(Material to process)
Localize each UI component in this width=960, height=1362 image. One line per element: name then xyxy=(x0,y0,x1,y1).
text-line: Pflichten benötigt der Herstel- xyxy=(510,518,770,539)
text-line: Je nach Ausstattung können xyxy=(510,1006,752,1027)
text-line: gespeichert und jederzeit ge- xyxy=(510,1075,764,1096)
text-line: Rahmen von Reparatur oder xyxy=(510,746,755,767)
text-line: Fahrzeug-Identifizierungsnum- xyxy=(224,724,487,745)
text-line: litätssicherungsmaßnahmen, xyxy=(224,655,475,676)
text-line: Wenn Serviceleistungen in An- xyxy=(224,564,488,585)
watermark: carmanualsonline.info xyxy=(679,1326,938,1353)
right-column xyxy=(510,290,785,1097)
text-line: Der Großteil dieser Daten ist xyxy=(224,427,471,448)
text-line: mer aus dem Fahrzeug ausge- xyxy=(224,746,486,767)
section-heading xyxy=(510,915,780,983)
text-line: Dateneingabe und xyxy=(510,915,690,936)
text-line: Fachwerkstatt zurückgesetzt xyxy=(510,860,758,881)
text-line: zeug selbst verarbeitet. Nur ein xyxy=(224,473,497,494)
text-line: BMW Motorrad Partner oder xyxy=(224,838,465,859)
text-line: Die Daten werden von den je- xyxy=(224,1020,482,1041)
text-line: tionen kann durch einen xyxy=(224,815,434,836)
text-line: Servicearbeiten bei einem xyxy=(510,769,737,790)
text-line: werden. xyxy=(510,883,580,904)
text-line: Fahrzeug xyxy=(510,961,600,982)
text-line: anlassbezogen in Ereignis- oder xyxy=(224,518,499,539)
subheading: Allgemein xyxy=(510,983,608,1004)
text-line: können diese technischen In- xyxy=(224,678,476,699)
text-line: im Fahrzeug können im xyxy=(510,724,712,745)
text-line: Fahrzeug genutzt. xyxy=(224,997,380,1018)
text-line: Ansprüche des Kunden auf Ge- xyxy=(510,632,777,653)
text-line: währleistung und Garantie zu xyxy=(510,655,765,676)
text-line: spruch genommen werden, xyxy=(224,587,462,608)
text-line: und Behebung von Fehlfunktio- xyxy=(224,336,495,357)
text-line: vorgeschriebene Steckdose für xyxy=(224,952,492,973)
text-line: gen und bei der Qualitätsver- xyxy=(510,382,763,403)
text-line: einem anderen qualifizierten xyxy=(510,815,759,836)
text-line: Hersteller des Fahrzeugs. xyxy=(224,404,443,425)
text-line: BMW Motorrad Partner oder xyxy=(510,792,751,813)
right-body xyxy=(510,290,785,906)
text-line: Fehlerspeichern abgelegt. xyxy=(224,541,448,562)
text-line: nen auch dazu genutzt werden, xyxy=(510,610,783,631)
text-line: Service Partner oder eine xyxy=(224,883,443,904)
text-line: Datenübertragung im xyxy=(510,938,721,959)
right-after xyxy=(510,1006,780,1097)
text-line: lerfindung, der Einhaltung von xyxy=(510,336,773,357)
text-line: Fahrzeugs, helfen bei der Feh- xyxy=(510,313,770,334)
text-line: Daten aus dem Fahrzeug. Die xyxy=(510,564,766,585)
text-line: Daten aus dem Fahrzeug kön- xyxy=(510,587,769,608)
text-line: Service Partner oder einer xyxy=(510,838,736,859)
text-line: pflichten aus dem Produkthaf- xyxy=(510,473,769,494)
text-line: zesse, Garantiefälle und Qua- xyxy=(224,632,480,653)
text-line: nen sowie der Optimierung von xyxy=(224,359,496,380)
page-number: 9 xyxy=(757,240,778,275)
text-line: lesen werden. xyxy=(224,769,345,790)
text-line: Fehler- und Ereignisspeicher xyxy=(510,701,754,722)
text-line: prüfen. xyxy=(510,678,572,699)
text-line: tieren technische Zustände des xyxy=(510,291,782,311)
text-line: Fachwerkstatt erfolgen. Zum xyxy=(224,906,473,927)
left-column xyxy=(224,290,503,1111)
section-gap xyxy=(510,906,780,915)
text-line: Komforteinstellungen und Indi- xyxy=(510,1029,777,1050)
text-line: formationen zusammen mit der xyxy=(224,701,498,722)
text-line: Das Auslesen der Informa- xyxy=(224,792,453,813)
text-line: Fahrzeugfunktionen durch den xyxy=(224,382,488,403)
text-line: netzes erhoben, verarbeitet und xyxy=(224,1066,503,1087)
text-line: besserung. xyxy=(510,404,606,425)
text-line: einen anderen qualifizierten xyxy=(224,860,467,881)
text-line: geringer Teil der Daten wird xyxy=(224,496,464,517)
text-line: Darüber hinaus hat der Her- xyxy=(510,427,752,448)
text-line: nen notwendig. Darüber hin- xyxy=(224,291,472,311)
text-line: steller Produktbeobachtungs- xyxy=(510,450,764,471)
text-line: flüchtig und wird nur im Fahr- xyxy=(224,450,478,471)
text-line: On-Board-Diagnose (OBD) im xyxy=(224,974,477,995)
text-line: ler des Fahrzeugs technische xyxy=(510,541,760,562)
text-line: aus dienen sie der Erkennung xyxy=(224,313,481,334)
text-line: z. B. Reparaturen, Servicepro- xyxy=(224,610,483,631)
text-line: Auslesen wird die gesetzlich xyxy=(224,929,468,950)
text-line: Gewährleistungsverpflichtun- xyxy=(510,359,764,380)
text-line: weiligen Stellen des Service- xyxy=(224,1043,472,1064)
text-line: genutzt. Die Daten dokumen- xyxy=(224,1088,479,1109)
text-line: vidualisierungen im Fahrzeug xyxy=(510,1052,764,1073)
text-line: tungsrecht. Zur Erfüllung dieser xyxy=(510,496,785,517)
(End Material to process)
What you need to do: Of the lines above, copy each that contains "verarbeitet".

Task answer:
text-line: zeug selbst verarbeitet. Nur ein xyxy=(224,473,497,494)
text-line: netzes erhoben, verarbeitet und xyxy=(224,1066,503,1087)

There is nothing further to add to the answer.